§ EXERCISE DIRECTIONS
Pull every line of the entries that has the word "entertainment".

******************************

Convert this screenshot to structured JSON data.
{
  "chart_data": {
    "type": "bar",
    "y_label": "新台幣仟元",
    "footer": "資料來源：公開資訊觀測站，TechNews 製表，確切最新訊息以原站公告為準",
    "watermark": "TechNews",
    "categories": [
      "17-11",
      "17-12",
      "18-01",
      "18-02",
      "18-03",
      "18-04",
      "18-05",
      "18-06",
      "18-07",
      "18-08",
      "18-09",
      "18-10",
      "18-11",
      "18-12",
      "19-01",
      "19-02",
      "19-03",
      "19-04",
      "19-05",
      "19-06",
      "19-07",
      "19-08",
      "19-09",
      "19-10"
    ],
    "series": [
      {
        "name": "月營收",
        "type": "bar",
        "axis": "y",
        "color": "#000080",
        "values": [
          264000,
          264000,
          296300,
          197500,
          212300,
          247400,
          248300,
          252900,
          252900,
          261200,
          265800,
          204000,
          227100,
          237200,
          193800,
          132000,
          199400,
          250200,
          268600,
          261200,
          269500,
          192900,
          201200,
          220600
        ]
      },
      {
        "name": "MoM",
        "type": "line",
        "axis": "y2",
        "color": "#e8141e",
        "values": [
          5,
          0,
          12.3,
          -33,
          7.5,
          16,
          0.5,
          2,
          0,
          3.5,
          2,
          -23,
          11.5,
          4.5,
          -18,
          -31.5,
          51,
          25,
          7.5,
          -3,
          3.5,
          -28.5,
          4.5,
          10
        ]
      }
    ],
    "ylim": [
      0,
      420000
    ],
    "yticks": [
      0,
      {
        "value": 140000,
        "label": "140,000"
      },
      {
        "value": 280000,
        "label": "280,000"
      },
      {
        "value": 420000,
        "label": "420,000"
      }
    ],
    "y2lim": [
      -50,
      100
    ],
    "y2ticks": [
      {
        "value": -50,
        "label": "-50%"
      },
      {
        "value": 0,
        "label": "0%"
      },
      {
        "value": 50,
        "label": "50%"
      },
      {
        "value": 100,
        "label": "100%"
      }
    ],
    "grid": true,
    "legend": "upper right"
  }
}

******************************

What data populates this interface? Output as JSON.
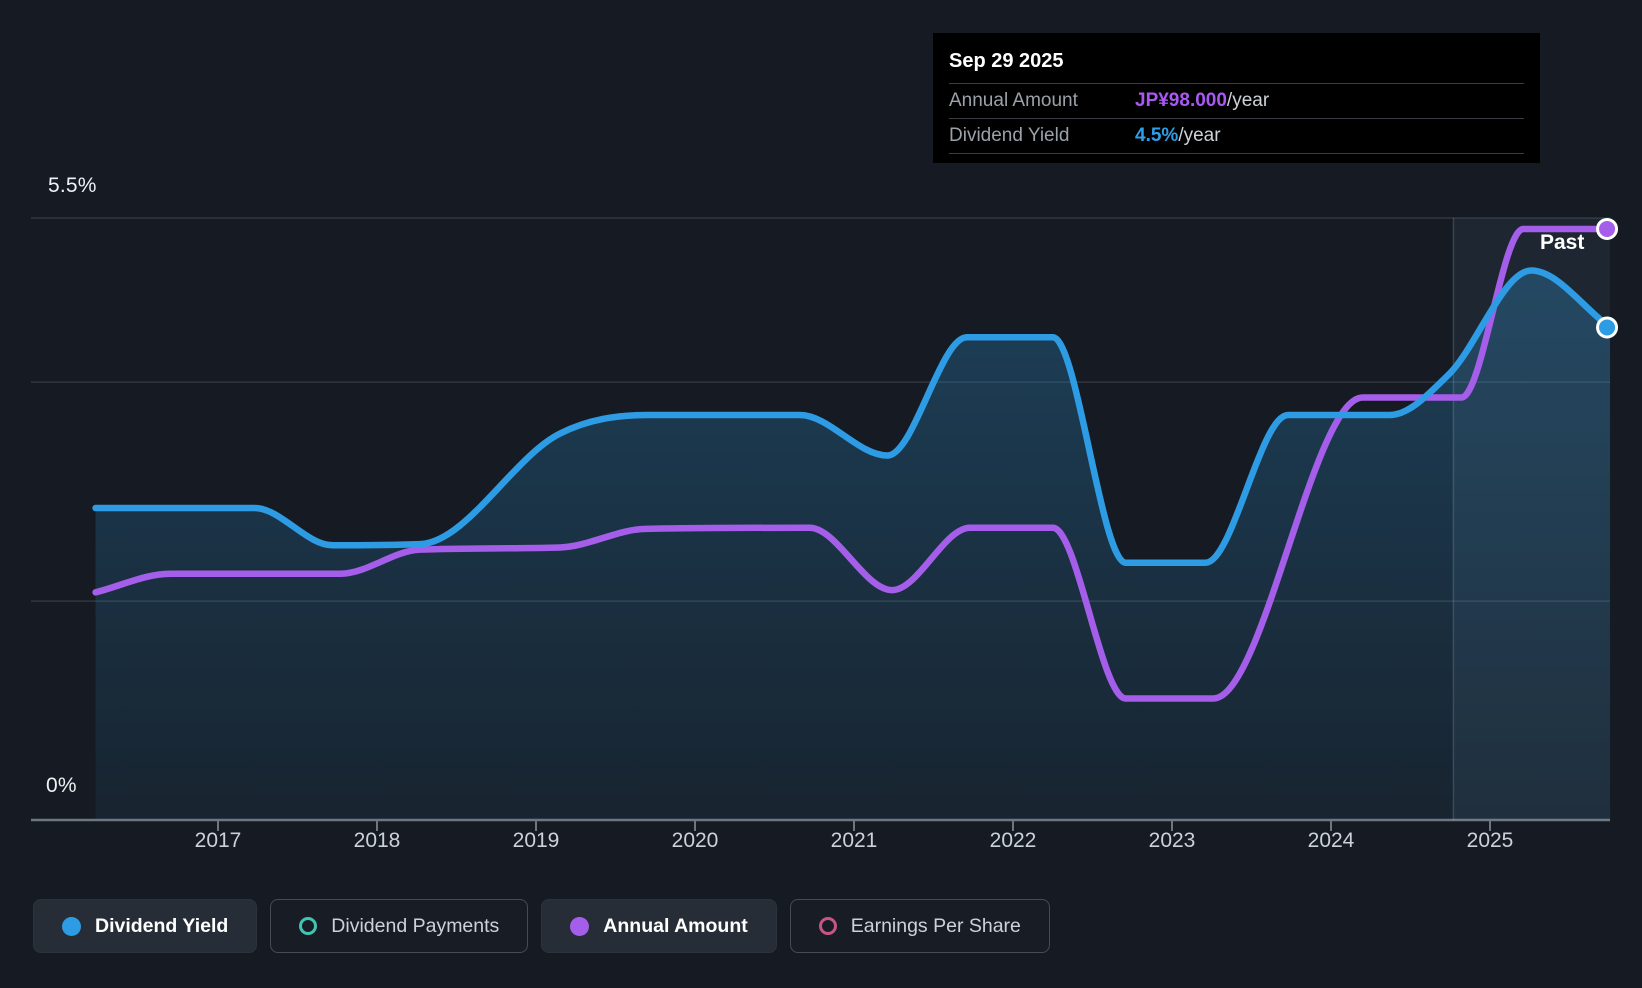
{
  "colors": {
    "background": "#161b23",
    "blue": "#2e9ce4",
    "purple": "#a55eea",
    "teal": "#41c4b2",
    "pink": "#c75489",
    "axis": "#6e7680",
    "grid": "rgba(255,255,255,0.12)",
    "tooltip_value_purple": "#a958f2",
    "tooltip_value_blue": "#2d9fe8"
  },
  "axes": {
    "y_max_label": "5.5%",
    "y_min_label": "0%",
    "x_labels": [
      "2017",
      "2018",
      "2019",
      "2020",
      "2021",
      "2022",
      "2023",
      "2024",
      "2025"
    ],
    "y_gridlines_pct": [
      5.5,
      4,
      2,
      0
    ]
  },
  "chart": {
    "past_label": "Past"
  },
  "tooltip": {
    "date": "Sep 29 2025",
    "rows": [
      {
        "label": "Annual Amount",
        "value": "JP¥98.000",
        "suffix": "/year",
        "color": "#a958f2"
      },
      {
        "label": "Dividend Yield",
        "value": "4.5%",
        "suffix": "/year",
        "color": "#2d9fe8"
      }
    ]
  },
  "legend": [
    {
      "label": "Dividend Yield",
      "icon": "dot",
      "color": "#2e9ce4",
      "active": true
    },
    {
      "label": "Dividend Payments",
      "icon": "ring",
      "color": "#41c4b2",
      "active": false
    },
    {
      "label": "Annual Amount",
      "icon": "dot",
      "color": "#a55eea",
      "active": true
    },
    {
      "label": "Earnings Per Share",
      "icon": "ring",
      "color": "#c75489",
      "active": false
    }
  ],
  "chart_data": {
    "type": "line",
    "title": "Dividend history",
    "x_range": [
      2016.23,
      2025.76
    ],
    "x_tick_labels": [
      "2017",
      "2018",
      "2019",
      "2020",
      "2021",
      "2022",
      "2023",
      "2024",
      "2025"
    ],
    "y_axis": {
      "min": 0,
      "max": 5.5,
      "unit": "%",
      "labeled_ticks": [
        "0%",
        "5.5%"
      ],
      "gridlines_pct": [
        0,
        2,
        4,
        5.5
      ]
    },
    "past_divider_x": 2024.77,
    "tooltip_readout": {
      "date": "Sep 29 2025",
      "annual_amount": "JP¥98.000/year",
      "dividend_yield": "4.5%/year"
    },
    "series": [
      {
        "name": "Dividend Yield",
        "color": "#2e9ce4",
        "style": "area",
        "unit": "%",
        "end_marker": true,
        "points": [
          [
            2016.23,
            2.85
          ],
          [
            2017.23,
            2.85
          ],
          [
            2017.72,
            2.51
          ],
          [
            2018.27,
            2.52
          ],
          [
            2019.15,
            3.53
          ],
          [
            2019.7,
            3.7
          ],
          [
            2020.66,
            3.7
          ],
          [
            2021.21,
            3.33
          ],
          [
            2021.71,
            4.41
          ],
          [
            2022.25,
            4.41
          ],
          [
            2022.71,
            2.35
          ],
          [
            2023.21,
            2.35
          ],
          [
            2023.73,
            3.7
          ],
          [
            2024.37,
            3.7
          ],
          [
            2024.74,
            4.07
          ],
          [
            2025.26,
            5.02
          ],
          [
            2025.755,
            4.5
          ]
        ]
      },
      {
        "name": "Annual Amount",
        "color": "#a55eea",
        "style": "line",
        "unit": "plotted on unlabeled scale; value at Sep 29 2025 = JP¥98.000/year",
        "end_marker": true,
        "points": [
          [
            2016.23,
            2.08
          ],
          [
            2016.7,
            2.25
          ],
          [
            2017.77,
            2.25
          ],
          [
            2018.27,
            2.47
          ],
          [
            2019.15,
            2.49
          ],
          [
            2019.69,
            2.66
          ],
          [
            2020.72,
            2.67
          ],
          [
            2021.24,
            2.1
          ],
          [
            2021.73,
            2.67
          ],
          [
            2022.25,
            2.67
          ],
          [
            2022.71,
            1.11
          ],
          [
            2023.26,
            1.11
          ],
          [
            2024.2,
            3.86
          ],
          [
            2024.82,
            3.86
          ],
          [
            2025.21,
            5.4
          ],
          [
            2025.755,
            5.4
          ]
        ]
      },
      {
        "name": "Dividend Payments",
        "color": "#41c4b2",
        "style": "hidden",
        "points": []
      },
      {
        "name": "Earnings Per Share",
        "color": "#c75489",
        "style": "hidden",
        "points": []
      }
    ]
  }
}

******************************

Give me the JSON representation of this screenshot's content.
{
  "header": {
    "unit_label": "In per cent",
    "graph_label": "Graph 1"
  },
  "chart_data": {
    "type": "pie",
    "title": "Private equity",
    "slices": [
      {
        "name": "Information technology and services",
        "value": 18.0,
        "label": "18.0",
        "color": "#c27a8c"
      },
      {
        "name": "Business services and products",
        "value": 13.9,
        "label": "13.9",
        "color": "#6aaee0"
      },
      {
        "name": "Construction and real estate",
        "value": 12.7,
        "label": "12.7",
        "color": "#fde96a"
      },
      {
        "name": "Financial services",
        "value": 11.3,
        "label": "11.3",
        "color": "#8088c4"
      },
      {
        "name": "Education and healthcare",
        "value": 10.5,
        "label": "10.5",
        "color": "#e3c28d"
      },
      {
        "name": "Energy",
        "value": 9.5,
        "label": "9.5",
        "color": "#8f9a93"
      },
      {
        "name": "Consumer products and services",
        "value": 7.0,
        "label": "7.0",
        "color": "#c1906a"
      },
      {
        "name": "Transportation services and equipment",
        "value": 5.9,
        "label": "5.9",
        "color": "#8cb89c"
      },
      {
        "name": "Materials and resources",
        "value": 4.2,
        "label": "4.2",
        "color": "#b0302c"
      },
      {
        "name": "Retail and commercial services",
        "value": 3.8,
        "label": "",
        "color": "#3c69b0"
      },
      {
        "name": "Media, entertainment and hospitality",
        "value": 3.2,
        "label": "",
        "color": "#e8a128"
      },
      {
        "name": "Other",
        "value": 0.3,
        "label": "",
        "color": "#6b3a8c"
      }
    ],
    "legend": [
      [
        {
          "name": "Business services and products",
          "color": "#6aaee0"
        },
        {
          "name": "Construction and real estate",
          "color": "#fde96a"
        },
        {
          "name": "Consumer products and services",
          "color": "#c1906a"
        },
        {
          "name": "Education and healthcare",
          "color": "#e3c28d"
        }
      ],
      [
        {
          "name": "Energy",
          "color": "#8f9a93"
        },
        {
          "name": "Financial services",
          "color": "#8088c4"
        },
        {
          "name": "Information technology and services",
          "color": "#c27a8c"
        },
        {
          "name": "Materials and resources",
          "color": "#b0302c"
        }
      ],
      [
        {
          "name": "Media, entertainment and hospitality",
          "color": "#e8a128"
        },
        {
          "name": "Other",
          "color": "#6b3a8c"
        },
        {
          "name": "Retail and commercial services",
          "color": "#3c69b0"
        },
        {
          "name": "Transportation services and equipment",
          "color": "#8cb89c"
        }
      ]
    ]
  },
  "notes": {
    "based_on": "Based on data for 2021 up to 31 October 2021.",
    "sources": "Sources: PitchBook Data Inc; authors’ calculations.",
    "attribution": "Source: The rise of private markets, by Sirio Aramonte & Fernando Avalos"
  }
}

******************************

§ RESULT BELOW
        "name": "Media, entertainment and hospitality",
          "name": "Media, entertainment and hospitality",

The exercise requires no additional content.